[Records contained in a dataset]
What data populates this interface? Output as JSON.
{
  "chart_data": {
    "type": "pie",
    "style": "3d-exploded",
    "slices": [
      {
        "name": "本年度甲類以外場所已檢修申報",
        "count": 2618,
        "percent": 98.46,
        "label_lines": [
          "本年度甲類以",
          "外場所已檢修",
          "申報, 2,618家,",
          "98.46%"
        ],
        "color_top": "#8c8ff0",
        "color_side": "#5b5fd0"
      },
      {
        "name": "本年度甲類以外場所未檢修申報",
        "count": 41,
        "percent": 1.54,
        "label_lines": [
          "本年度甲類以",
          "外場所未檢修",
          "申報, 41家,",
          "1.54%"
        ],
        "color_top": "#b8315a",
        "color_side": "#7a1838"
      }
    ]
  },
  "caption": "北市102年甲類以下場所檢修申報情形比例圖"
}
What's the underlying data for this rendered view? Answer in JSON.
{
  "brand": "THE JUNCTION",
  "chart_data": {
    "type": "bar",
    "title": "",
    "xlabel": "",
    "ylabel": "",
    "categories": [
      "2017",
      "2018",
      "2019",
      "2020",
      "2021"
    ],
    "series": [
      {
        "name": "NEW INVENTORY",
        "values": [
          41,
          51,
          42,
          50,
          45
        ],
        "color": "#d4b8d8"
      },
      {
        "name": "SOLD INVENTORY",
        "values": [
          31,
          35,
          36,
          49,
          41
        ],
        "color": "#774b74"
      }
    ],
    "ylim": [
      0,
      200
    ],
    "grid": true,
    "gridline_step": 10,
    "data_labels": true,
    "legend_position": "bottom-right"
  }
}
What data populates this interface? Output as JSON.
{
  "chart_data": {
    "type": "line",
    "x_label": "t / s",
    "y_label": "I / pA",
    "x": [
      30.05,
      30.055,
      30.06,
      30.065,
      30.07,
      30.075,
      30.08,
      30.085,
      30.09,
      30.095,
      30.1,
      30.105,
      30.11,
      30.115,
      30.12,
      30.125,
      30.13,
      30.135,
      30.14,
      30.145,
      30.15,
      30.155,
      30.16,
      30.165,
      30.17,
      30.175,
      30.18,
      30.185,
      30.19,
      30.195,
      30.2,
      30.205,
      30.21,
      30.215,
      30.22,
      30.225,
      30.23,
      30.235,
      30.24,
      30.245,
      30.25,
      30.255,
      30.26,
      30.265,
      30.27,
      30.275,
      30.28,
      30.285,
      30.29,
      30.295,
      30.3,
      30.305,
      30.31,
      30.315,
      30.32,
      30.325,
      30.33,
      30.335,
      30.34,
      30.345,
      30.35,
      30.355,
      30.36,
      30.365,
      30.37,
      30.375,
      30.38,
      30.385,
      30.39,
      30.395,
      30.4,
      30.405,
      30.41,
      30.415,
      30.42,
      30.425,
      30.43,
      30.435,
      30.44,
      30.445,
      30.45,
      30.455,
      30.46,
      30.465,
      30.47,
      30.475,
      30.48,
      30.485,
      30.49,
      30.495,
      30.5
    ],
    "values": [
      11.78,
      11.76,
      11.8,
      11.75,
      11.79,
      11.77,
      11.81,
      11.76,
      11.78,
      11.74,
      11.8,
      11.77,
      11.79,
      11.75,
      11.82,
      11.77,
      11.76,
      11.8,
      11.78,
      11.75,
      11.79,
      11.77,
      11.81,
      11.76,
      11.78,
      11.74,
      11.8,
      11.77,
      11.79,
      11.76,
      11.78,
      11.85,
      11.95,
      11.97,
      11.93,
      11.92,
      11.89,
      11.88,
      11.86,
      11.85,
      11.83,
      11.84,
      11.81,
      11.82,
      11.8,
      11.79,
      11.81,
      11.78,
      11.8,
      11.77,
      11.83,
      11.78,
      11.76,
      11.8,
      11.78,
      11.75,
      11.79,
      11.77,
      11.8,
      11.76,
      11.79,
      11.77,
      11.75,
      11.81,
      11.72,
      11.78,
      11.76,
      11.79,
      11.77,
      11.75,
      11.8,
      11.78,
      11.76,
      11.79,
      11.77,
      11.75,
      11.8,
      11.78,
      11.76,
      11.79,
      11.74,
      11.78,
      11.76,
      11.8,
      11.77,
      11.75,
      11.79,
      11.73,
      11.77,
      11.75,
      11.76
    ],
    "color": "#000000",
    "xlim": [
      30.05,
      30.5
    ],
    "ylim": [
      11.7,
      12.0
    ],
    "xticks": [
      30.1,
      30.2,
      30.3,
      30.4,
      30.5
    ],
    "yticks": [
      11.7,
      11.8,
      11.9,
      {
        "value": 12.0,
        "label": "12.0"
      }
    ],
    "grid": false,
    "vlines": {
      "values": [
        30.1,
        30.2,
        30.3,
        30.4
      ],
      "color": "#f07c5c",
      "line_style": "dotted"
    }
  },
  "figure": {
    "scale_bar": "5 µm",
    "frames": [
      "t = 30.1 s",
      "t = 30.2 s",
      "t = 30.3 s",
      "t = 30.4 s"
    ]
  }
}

- Aim: Set down all of the data above, word for word.

- The response:
What data populates this interface? Output as JSON.
{
  "chart_data": {
    "type": "pie",
    "style": "3d-exploded",
    "slices": [
      {
        "name": "本年度甲類以外場所已檢修申報",
        "count": 2618,
        "percent": 98.46,
        "label_lines": [
          "本年度甲類以",
          "外場所已檢修",
          "申報, 2,618家,",
          "98.46%"
        ],
        "color_top": "#8c8ff0",
        "color_side": "#5b5fd0"
      },
      {
        "name": "本年度甲類以外場所未檢修申報",
        "count": 41,
        "percent": 1.54,
        "label_lines": [
          "本年度甲類以",
          "外場所未檢修",
          "申報, 41家,",
          "1.54%"
        ],
        "color_top": "#b8315a",
        "color_side": "#7a1838"
      }
    ]
  },
  "caption": "北市102年甲類以下場所檢修申報情形比例圖"
}
What's the underlying data for this rendered view? Answer in JSON.
{
  "brand": "THE JUNCTION",
  "chart_data": {
    "type": "bar",
    "title": "",
    "xlabel": "",
    "ylabel": "",
    "categories": [
      "2017",
      "2018",
      "2019",
      "2020",
      "2021"
    ],
    "series": [
      {
        "name": "NEW INVENTORY",
        "values": [
          41,
          51,
          42,
          50,
          45
        ],
        "color": "#d4b8d8"
      },
      {
        "name": "SOLD INVENTORY",
        "values": [
          31,
          35,
          36,
          49,
          41
        ],
        "color": "#774b74"
      }
    ],
    "ylim": [
      0,
      200
    ],
    "grid": true,
    "gridline_step": 10,
    "data_labels": true,
    "legend_position": "bottom-right"
  }
}
What data populates this interface? Output as JSON.
{
  "chart_data": {
    "type": "line",
    "x_label": "t / s",
    "y_label": "I / pA",
    "x": [
      30.05,
      30.055,
      30.06,
      30.065,
      30.07,
      30.075,
      30.08,
      30.085,
      30.09,
      30.095,
      30.1,
      30.105,
      30.11,
      30.115,
      30.12,
      30.125,
      30.13,
      30.135,
      30.14,
      30.145,
      30.15,
      30.155,
      30.16,
      30.165,
      30.17,
      30.175,
      30.18,
      30.185,
      30.19,
      30.195,
      30.2,
      30.205,
      30.21,
      30.215,
      30.22,
      30.225,
      30.23,
      30.235,
      30.24,
      30.245,
      30.25,
      30.255,
      30.26,
      30.265,
      30.27,
      30.275,
      30.28,
      30.285,
      30.29,
      30.295,
      30.3,
      30.305,
      30.31,
      30.315,
      30.32,
      30.325,
      30.33,
      30.335,
      30.34,
      30.345,
      30.35,
      30.355,
      30.36,
      30.365,
      30.37,
      30.375,
      30.38,
      30.385,
      30.39,
      30.395,
      30.4,
      30.405,
      30.41,
      30.415,
      30.42,
      30.425,
      30.43,
      30.435,
      30.44,
      30.445,
      30.45,
      30.455,
      30.46,
      30.465,
      30.47,
      30.475,
      30.48,
      30.485,
      30.49,
      30.495,
      30.5
    ],
    "values": [
      11.78,
      11.76,
      11.8,
      11.75,
      11.79,
      11.77,
      11.81,
      11.76,
      11.78,
      11.74,
      11.8,
      11.77,
      11.79,
      11.75,
      11.82,
      11.77,
      11.76,
      11.8,
      11.78,
      11.75,
      11.79,
      11.77,
      11.81,
      11.76,
      11.78,
      11.74,
      11.8,
      11.77,
      11.79,
      11.76,
      11.78,
      11.85,
      11.95,
      11.97,
      11.93,
      11.92,
      11.89,
      11.88,
      11.86,
      11.85,
      11.83,
      11.84,
      11.81,
      11.82,
      11.8,
      11.79,
      11.81,
      11.78,
      11.8,
      11.77,
      11.83,
      11.78,
      11.76,
      11.8,
      11.78,
      11.75,
      11.79,
      11.77,
      11.8,
      11.76,
      11.79,
      11.77,
      11.75,
      11.81,
      11.72,
      11.78,
      11.76,
      11.79,
      11.77,
      11.75,
      11.8,
      11.78,
      11.76,
      11.79,
      11.77,
      11.75,
      11.8,
      11.78,
      11.76,
      11.79,
      11.74,
      11.78,
      11.76,
      11.8,
      11.77,
      11.75,
      11.79,
      11.73,
      11.77,
      11.75,
      11.76
    ],
    "color": "#000000",
    "xlim": [
      30.05,
      30.5
    ],
    "ylim": [
      11.7,
      12.0
    ],
    "xticks": [
      30.1,
      30.2,
      30.3,
      30.4,
      30.5
    ],
    "yticks": [
      11.7,
      11.8,
      11.9,
      {
        "value": 12.0,
        "label": "12.0"
      }
    ],
    "grid": false,
    "vlines": {
      "values": [
        30.1,
        30.2,
        30.3,
        30.4
      ],
      "color": "#f07c5c",
      "line_style": "dotted"
    }
  },
  "figure": {
    "scale_bar": "5 µm",
    "frames": [
      "t = 30.1 s",
      "t = 30.2 s",
      "t = 30.3 s",
      "t = 30.4 s"
    ]
  }
}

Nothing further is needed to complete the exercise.